## Source material
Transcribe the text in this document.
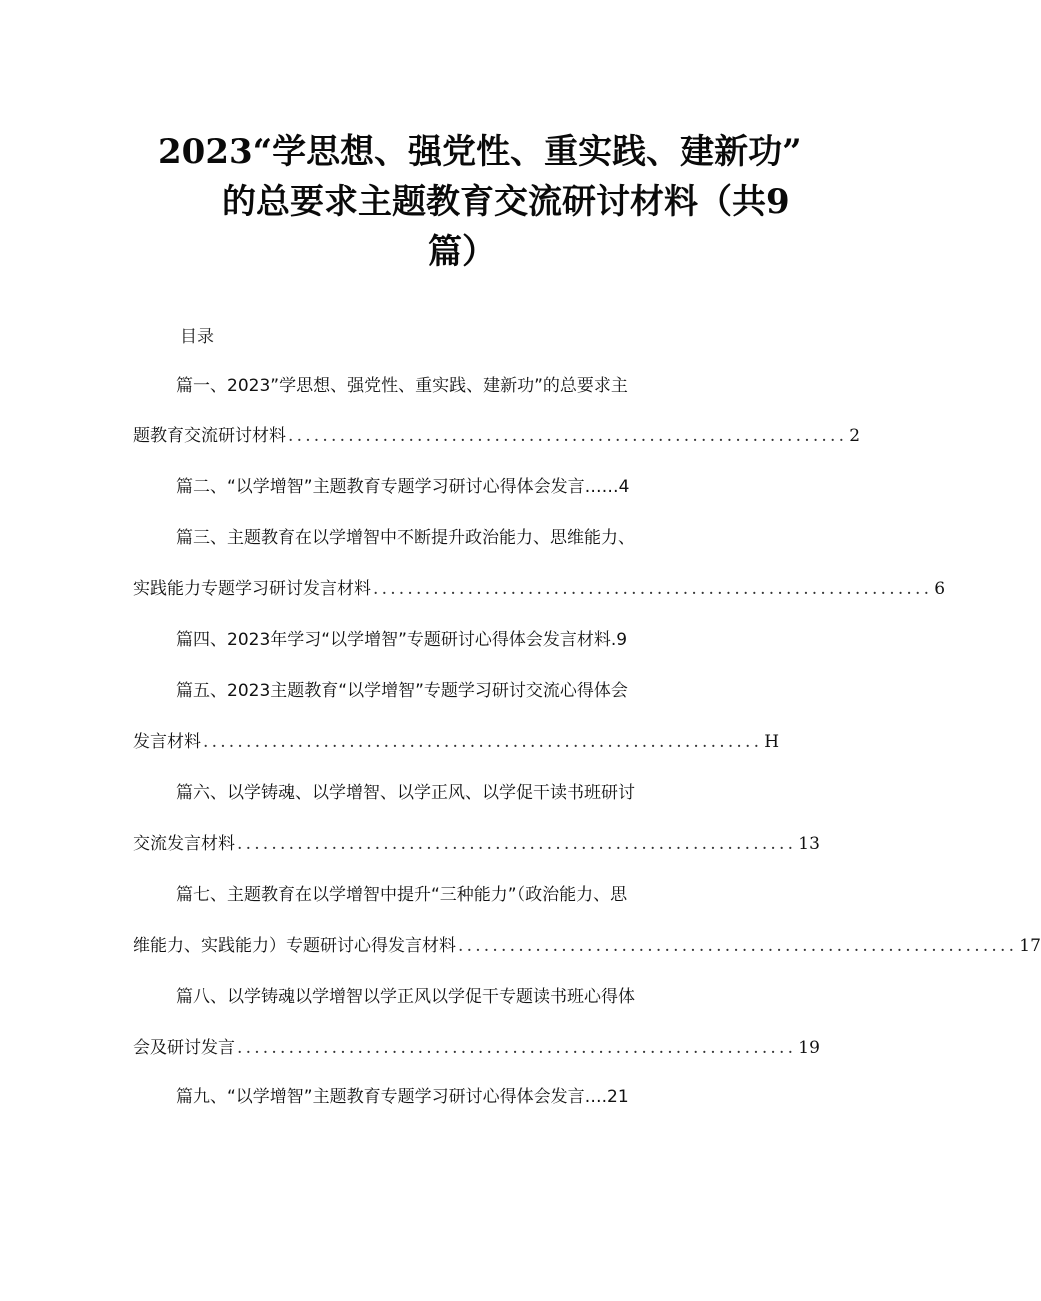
2023“学思想、强党性、重实践、建新功”
的总要求主题教育交流研讨材料（共9
篇）
目录
篇一、2023”学思想、强党性、重实践、建新功”的总要求主
题教育交流研讨材料 ................................................................. 2
篇二、“以学增智”主题教育专题学习研讨心得体会发言……4
篇三、主题教育在以学增智中不断提升政治能力、思维能力、
实践能力专题学习研讨发言材料 ................................................................. 6
篇四、2023年学习“以学增智”专题研讨心得体会发言材料.9
篇五、2023主题教育“以学增智”专题学习研讨交流心得体会
发言材料 ................................................................. H
篇六、以学铸魂、以学增智、以学正风、以学促干读书班研讨
交流发言材料 ................................................................. 13
篇七、主题教育在以学增智中提升“三种能力”（政治能力、思
维能力、实践能力）专题研讨心得发言材料 ................................................................. 17
篇八、以学铸魂以学增智以学正风以学促干专题读书班心得体
会及研讨发言 ................................................................. 19
篇九、“以学增智”主题教育专题学习研讨心得体会发言….21
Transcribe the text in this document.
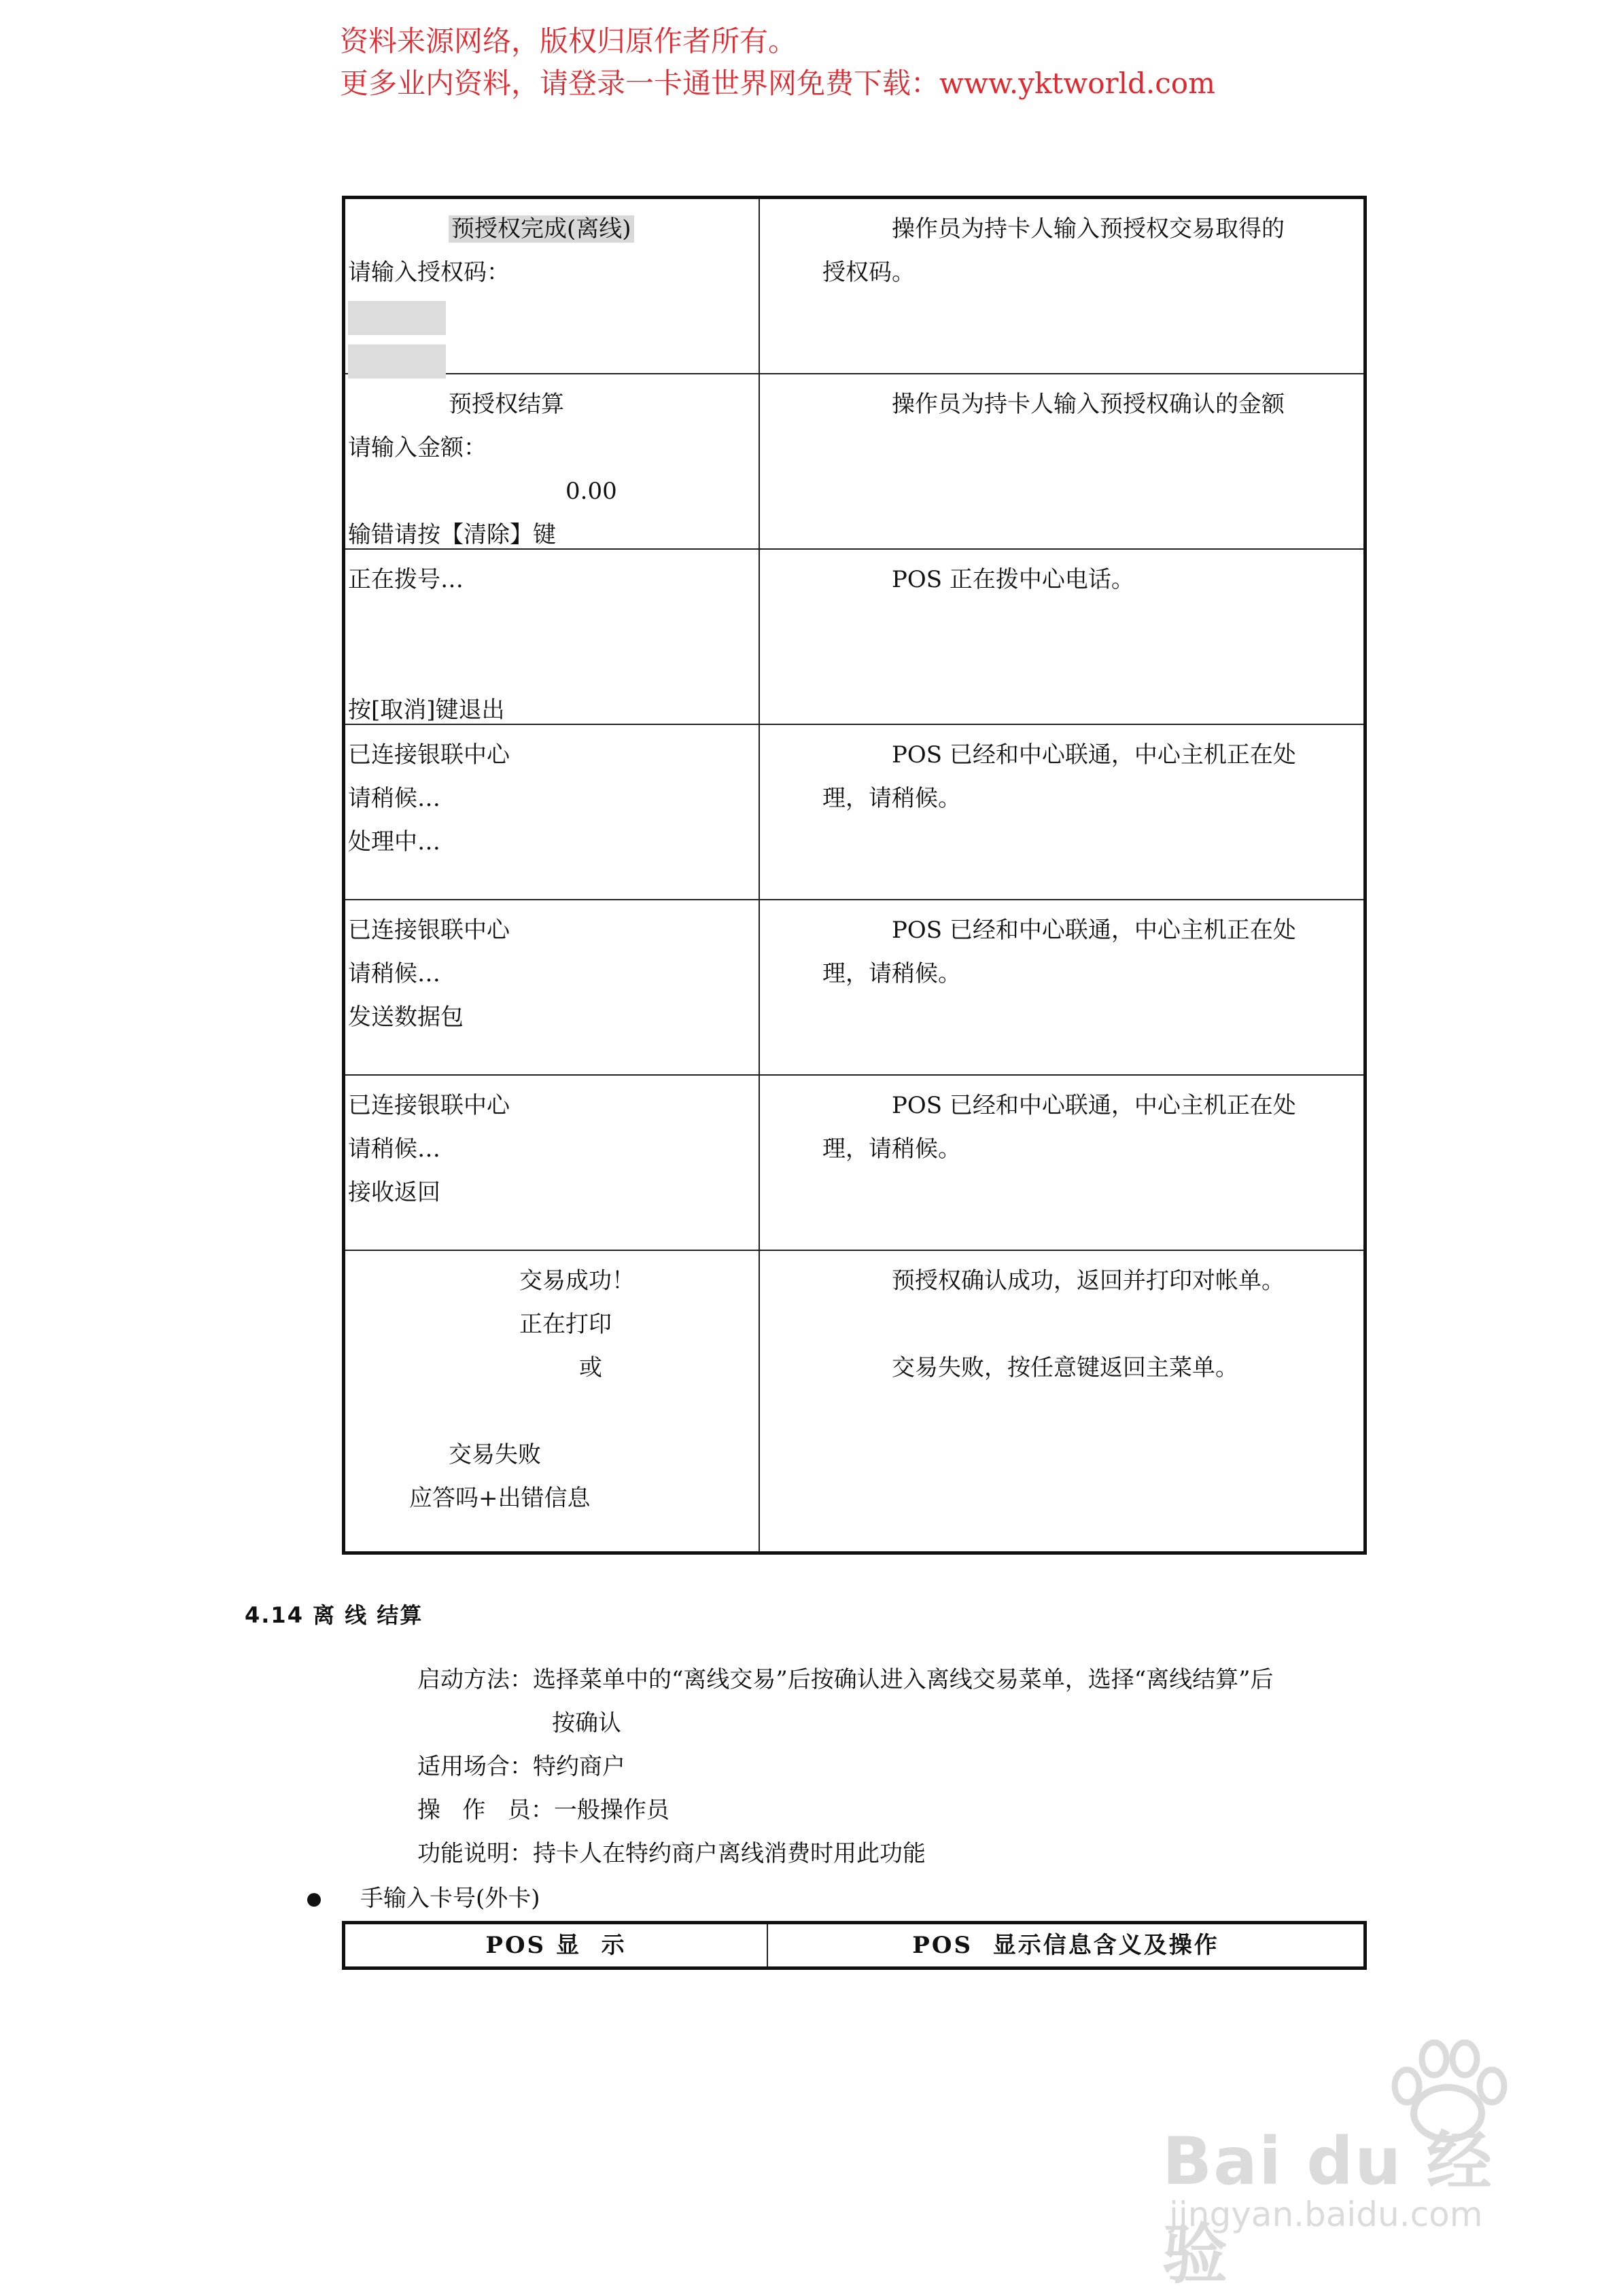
资料来源网络，版权归原作者所有。
更多业内资料，请登录一卡通世界网免费下载：www.yktworld.com
预授权完成(离线)
请输入授权码：
操作员为持卡人输入预授权交易取得的
授权码。
预授权结算
请输入金额：
0.00
输错请按【清除】键
操作员为持卡人输入预授权确认的金额
正在拨号…
按[取消]键退出
POS 正在拨中心电话。
已连接银联中心
请稍候…
处理中…
POS 已经和中心联通，中心主机正在处
理，请稍候。
已连接银联中心
请稍候…
发送数据包
POS 已经和中心联通，中心主机正在处
理，请稍候。
已连接银联中心
请稍候…
接收返回
POS 已经和中心联通，中心主机正在处
理，请稍候。
交易成功！
正在打印
或
交易失败
应答吗+出错信息
预授权确认成功，返回并打印对帐单。
交易失败，按任意键返回主菜单。
4.14 离 线 结算
启动方法：选择菜单中的“离线交易”后按确认进入离线交易菜单，选择“离线结算”后
按确认
适用场合：特约商户
操   作   员：一般操作员
功能说明：持卡人在特约商户离线消费时用此功能
手输入卡号(外卡)
POS 显  示	POS  显示信息含义及操作
Bai du 经验
jingyan.baidu.com
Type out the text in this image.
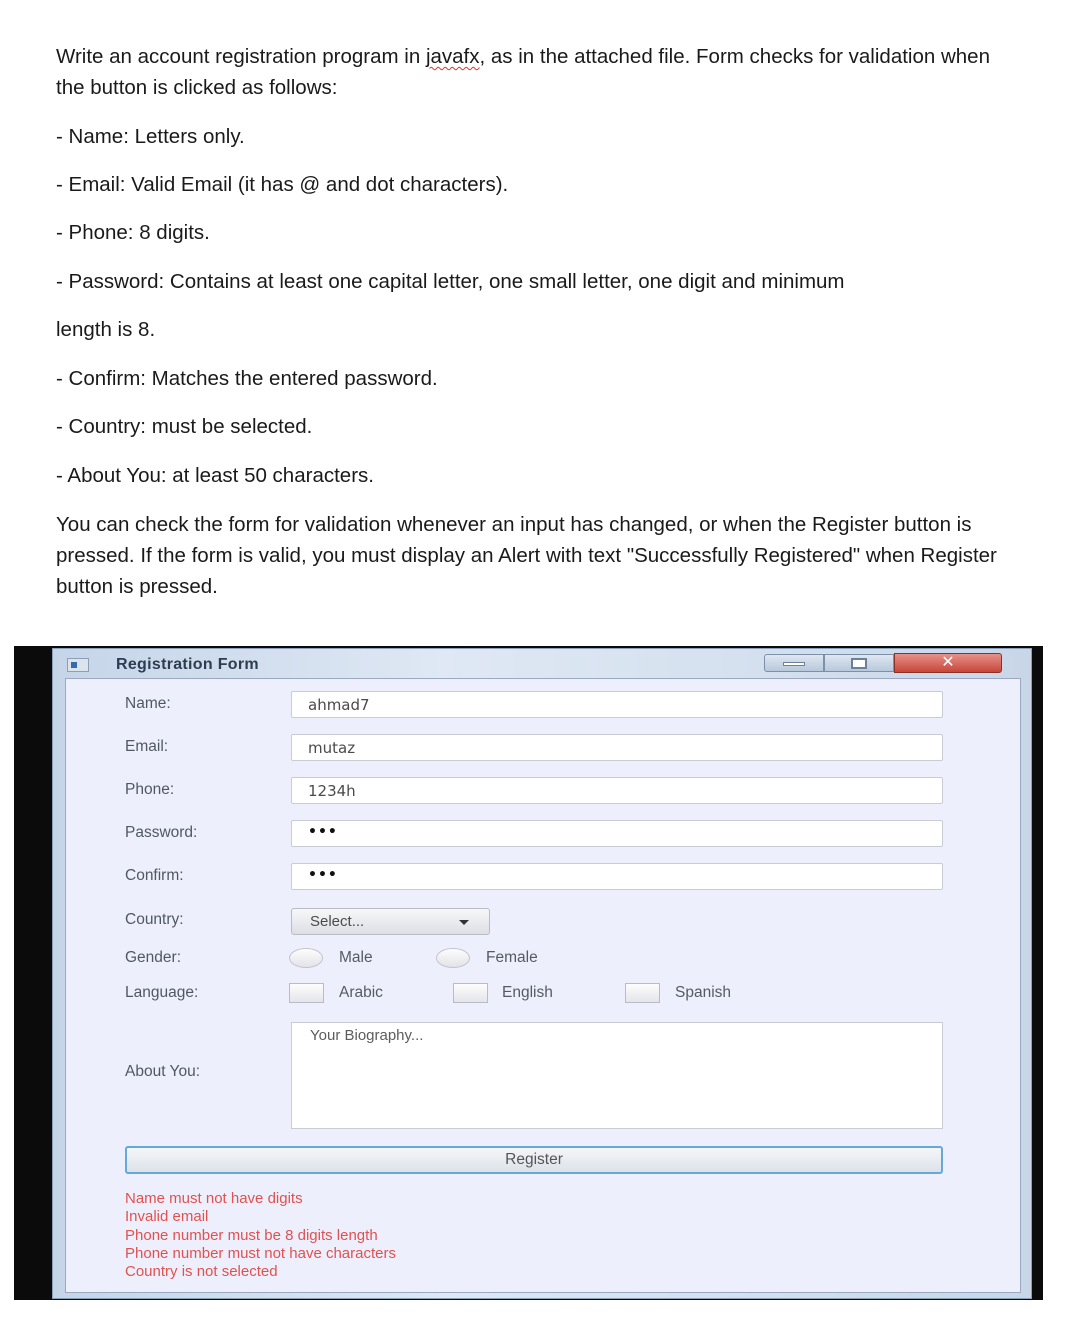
Write an account registration program in javafx, as in the attached file. Form checks for validation when

the button is clicked as follows:

- Name: Letters only.

- Email: Valid Email (it has @ and dot characters).

- Phone: 8 digits.

- Password: Contains at least one capital letter, one small letter, one digit and minimum

length is 8.

- Confirm: Matches the entered password.

- Country: must be selected.

- About You: at least 50 characters.

You can check the form for validation whenever an input has changed, or when the Register button is

pressed. If the form is valid, you must display an Alert with text "Successfully Registered" when Register

button is pressed.

Registration Form	✕
Name:	ahmad7
Email:	mutaz
Phone:	1234h
Password:	•••
Confirm:	•••
Country:	Select...
Gender:	Male	Female
Language:	Arabic	English	Spanish
About You:
Your Biography...
Register
Name must not have digits
Invalid email
Phone number must be 8 digits length
Phone number must not have characters
Country is not selected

## Problem requirements
Reproduce all entries without any change, and omit the pictures.

## Response to the exercise
Transcribe the text in this document.
2023“学思想、强党性、重实践、建新功”
的总要求主题教育交流研讨材料（共9
篇）
目录
篇一、2023”学思想、强党性、重实践、建新功”的总要求主
题教育交流研讨材料 ................................................................. 2
篇二、“以学增智”主题教育专题学习研讨心得体会发言……4
篇三、主题教育在以学增智中不断提升政治能力、思维能力、
实践能力专题学习研讨发言材料 ................................................................. 6
篇四、2023年学习“以学增智”专题研讨心得体会发言材料.9
篇五、2023主题教育“以学增智”专题学习研讨交流心得体会
发言材料 ................................................................. H
篇六、以学铸魂、以学增智、以学正风、以学促干读书班研讨
交流发言材料 ................................................................. 13
篇七、主题教育在以学增智中提升“三种能力”（政治能力、思
维能力、实践能力）专题研讨心得发言材料 ................................................................. 17
篇八、以学铸魂以学增智以学正风以学促干专题读书班心得体
会及研讨发言 ................................................................. 19
篇九、“以学增智”主题教育专题学习研讨心得体会发言….21
Transcribe the text in this document.
资料来源网络，版权归原作者所有。
更多业内资料，请登录一卡通世界网免费下载：www.yktworld.com
预授权完成(离线)
请输入授权码：
操作员为持卡人输入预授权交易取得的
授权码。
预授权结算
请输入金额：
0.00
输错请按【清除】键
操作员为持卡人输入预授权确认的金额
正在拨号…
按[取消]键退出
POS 正在拨中心电话。
已连接银联中心
请稍候…
处理中…
POS 已经和中心联通，中心主机正在处
理，请稍候。
已连接银联中心
请稍候…
发送数据包
POS 已经和中心联通，中心主机正在处
理，请稍候。
已连接银联中心
请稍候…
接收返回
POS 已经和中心联通，中心主机正在处
理，请稍候。
交易成功！
正在打印
或
交易失败
应答吗+出错信息
预授权确认成功，返回并打印对帐单。
交易失败，按任意键返回主菜单。
4.14 离 线 结算
启动方法：选择菜单中的“离线交易”后按确认进入离线交易菜单，选择“离线结算”后
按确认
适用场合：特约商户
操   作   员：一般操作员
功能说明：持卡人在特约商户离线消费时用此功能
手输入卡号(外卡)
POS 显  示	POS  显示信息含义及操作
Bai du 经验
jingyan.baidu.com
Type out the text in this image.
Write an account registration program in javafx, as in the attached file. Form checks for validation when

the button is clicked as follows:

- Name: Letters only.

- Email: Valid Email (it has @ and dot characters).

- Phone: 8 digits.

- Password: Contains at least one capital letter, one small letter, one digit and minimum

length is 8.

- Confirm: Matches the entered password.

- Country: must be selected.

- About You: at least 50 characters.

You can check the form for validation whenever an input has changed, or when the Register button is

pressed. If the form is valid, you must display an Alert with text "Successfully Registered" when Register

button is pressed.

Registration Form	✕
Name:	ahmad7
Email:	mutaz
Phone:	1234h
Password:	•••
Confirm:	•••
Country:	Select...
Gender:	Male	Female
Language:	Arabic	English	Spanish
About You:
Your Biography...
Register
Name must not have digits
Invalid email
Phone number must be 8 digits length
Phone number must not have characters
Country is not selected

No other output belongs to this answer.